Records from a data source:

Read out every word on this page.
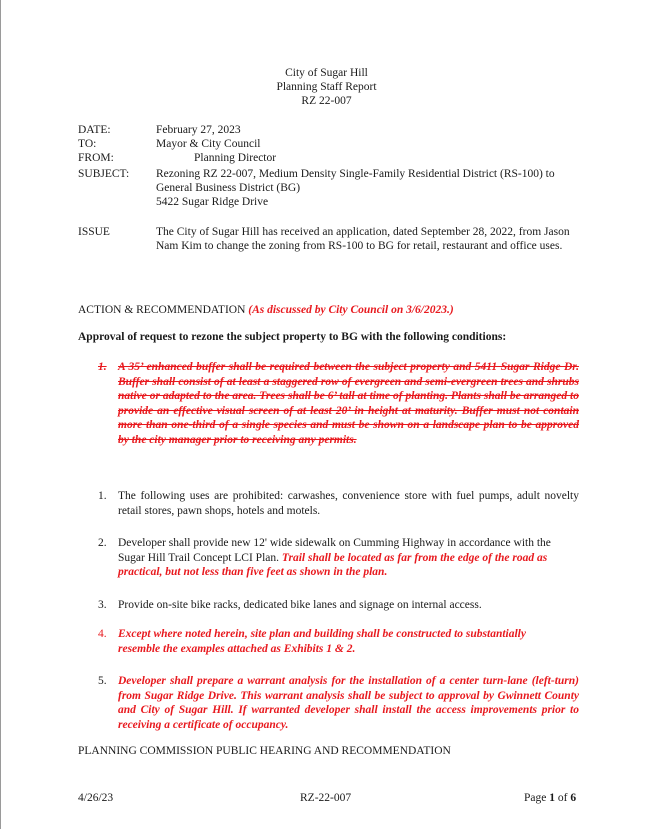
City of Sugar Hill
Planning Staff Report
RZ 22-007
DATE:	February 27, 2023
TO:	Mayor & City Council
FROM:	Planning Director
SUBJECT: Rezoning RZ 22-007, Medium Density Single-Family Residential District (RS-100) to
General Business District (BG)
5422 Sugar Ridge Drive
ISSUE	The City of Sugar Hill has received an application, dated September 28, 2022, from Jason Nam Kim to change the zoning from RS-100 to BG for retail, restaurant and office uses.
ACTION & RECOMMENDATION (As discussed by City Council on 3/6/2023.)
Approval of request to rezone the subject property to BG with the following conditions:
1. A 35’ enhanced buffer shall be required between the subject property and 5411 Sugar Ridge Dr. Buffer shall consist of at least a staggered row of evergreen and semi-evergreen trees and shrubs native or adapted to the area. Trees shall be 6’ tall at time of planting. Plants shall be arranged to provide an effective visual screen of at least 20’ in height at maturity. Buffer must not contain more than one-third of a single species and must be shown on a landscape plan to be approved by the city manager prior to receiving any permits.
1. The following uses are prohibited: carwashes, convenience store with fuel pumps, adult novelty retail stores, pawn shops, hotels and motels.
2. Developer shall provide new 12' wide sidewalk on Cumming Highway in accordance with the Sugar Hill Trail Concept LCI Plan. Trail shall be located as far from the edge of the road as practical, but not less than five feet as shown in the plan.
3. Provide on-site bike racks, dedicated bike lanes and signage on internal access.
4. Except where noted herein, site plan and building shall be constructed to substantially resemble the examples attached as Exhibits 1 & 2.
5. Developer shall prepare a warrant analysis for the installation of a center turn-lane (left-turn) from Sugar Ridge Drive. This warrant analysis shall be subject to approval by Gwinnett County and City of Sugar Hill. If warranted developer shall install the access improvements prior to receiving a certificate of occupancy.
PLANNING COMMISSION PUBLIC HEARING AND RECOMMENDATION
4/26/23	RZ-22-007	Page 1 of 6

_TASK BRIEF_
Each entry shown above must be quoted exactly, with its pictures left out.

_WRITTEN SOLUTION_
Read out every word on this page.
City of Sugar Hill
Planning Staff Report
RZ 22-007
DATE:	February 27, 2023
TO:	Mayor & City Council
FROM:	Planning Director
SUBJECT: Rezoning RZ 22-007, Medium Density Single-Family Residential District (RS-100) to
General Business District (BG)
5422 Sugar Ridge Drive
ISSUE	The City of Sugar Hill has received an application, dated September 28, 2022, from Jason Nam Kim to change the zoning from RS-100 to BG for retail, restaurant and office uses.
ACTION & RECOMMENDATION (As discussed by City Council on 3/6/2023.)
Approval of request to rezone the subject property to BG with the following conditions:
1. A 35’ enhanced buffer shall be required between the subject property and 5411 Sugar Ridge Dr. Buffer shall consist of at least a staggered row of evergreen and semi-evergreen trees and shrubs native or adapted to the area. Trees shall be 6’ tall at time of planting. Plants shall be arranged to provide an effective visual screen of at least 20’ in height at maturity. Buffer must not contain more than one-third of a single species and must be shown on a landscape plan to be approved by the city manager prior to receiving any permits.
1. The following uses are prohibited: carwashes, convenience store with fuel pumps, adult novelty retail stores, pawn shops, hotels and motels.
2. Developer shall provide new 12' wide sidewalk on Cumming Highway in accordance with the Sugar Hill Trail Concept LCI Plan. Trail shall be located as far from the edge of the road as practical, but not less than five feet as shown in the plan.
3. Provide on-site bike racks, dedicated bike lanes and signage on internal access.
4. Except where noted herein, site plan and building shall be constructed to substantially resemble the examples attached as Exhibits 1 & 2.
5. Developer shall prepare a warrant analysis for the installation of a center turn-lane (left-turn) from Sugar Ridge Drive. This warrant analysis shall be subject to approval by Gwinnett County and City of Sugar Hill. If warranted developer shall install the access improvements prior to receiving a certificate of occupancy.
PLANNING COMMISSION PUBLIC HEARING AND RECOMMENDATION
4/26/23	RZ-22-007	Page 1 of 6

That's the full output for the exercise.